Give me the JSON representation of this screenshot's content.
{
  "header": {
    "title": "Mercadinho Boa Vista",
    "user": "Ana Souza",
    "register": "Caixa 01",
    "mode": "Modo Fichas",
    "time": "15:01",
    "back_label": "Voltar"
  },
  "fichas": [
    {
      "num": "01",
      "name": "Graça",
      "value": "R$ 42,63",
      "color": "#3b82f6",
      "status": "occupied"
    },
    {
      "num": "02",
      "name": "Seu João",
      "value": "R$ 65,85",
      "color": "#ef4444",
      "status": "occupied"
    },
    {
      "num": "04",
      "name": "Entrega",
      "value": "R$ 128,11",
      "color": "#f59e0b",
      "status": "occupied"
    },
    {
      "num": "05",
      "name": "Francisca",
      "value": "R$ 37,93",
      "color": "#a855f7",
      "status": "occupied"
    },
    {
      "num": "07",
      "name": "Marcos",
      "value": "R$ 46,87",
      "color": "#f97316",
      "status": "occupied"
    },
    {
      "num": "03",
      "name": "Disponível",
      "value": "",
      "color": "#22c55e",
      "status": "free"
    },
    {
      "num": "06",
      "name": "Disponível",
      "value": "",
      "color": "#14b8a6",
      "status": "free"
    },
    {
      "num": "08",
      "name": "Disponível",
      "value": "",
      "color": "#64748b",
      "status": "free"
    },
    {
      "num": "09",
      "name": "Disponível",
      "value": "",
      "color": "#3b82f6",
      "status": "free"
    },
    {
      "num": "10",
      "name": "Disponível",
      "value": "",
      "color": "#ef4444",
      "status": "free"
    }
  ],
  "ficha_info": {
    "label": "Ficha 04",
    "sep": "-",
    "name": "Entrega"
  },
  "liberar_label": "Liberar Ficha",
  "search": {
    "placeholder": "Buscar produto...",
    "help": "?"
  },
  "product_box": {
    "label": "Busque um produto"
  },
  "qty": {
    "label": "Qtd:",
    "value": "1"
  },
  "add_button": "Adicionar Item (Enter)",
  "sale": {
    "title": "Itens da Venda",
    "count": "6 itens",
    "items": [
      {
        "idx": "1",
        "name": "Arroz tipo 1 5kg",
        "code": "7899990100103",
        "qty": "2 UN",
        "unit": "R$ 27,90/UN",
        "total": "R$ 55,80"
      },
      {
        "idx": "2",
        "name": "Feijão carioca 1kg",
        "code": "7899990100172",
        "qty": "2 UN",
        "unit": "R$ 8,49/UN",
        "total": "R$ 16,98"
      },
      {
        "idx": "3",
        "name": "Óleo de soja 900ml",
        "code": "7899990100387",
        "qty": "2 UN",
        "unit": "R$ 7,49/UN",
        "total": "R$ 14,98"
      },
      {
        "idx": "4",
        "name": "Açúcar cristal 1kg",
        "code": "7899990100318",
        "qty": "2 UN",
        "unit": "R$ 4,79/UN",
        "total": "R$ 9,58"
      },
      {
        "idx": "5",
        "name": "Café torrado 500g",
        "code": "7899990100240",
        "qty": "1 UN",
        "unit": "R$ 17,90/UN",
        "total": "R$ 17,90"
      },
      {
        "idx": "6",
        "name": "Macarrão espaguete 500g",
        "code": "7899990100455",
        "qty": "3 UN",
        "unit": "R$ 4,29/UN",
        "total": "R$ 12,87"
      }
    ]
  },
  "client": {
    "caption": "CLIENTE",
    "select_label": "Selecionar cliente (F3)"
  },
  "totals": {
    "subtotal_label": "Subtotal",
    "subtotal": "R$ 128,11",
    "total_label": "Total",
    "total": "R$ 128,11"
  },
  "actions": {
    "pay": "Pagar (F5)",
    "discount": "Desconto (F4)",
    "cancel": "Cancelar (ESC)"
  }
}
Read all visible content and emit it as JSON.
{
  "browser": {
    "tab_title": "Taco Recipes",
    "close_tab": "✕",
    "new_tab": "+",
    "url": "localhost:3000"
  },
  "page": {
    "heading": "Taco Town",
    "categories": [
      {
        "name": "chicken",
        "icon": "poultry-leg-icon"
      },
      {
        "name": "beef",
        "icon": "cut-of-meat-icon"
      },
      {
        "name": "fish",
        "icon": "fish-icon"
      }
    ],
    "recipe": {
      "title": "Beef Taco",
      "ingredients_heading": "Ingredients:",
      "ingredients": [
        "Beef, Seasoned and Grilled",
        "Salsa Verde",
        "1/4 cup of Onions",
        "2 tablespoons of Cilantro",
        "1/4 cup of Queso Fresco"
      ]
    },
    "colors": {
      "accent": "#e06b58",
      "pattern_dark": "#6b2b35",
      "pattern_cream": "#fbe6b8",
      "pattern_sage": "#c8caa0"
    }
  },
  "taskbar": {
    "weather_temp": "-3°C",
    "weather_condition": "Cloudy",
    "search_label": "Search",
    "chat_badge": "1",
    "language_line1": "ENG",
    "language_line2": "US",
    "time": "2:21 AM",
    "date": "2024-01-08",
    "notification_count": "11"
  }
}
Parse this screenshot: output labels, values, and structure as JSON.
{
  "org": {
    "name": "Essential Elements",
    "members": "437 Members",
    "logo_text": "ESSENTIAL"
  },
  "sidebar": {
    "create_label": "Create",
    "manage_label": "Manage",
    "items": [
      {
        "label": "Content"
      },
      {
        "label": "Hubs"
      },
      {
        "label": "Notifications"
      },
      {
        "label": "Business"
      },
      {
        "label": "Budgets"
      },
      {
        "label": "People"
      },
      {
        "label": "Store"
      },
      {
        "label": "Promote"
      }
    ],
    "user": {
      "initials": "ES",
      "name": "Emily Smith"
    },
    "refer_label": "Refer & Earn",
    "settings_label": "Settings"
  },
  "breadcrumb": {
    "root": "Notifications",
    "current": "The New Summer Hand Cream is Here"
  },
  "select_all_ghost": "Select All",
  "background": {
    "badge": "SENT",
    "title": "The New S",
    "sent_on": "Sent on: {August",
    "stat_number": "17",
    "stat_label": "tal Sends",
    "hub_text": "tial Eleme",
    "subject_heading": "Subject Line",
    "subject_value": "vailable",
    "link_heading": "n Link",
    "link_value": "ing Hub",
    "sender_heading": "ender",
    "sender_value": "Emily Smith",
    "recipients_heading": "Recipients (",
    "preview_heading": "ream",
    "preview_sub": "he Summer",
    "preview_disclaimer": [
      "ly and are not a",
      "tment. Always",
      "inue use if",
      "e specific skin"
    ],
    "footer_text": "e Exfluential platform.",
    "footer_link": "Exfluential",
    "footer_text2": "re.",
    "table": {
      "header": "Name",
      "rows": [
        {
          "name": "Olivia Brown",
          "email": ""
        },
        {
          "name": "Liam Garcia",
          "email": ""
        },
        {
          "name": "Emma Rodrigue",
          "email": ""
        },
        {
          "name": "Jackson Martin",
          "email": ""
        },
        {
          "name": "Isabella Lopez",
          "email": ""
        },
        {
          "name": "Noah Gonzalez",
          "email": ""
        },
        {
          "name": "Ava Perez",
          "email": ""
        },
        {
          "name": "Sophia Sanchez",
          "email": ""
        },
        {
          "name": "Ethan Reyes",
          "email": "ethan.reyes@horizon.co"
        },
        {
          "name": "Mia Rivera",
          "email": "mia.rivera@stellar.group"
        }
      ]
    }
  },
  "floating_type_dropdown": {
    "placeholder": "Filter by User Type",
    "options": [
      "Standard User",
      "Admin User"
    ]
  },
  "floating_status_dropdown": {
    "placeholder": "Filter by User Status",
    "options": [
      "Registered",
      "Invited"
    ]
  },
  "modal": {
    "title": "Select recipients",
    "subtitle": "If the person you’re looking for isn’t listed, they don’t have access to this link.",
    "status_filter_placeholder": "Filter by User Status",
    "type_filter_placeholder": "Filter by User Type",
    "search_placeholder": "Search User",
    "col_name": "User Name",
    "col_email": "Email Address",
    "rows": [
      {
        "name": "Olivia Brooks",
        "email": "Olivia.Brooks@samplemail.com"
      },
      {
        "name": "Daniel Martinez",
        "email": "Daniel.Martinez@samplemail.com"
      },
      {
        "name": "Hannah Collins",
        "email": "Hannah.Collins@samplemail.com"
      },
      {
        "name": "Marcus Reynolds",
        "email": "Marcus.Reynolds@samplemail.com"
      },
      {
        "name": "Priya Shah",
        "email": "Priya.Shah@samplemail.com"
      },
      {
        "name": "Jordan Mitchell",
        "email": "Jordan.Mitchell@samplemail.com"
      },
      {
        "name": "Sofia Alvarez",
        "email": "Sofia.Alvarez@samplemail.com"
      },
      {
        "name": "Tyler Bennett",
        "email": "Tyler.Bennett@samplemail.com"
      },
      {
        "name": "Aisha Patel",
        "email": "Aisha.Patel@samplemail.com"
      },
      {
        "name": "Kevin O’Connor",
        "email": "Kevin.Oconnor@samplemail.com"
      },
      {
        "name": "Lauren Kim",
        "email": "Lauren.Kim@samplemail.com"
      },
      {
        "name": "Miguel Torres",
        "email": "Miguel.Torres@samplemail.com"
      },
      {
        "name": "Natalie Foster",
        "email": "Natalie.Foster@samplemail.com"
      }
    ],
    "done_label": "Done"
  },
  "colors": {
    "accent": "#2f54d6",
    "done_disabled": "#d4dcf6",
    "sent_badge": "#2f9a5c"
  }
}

⁂

• [Task to complete] From the data, list each line in which the string "Olivia" appears.

• [Exercise answer]
          "name": "Olivia Brown",
        "name": "Olivia Brooks",
        "email": "Olivia.Brooks@samplemail.com"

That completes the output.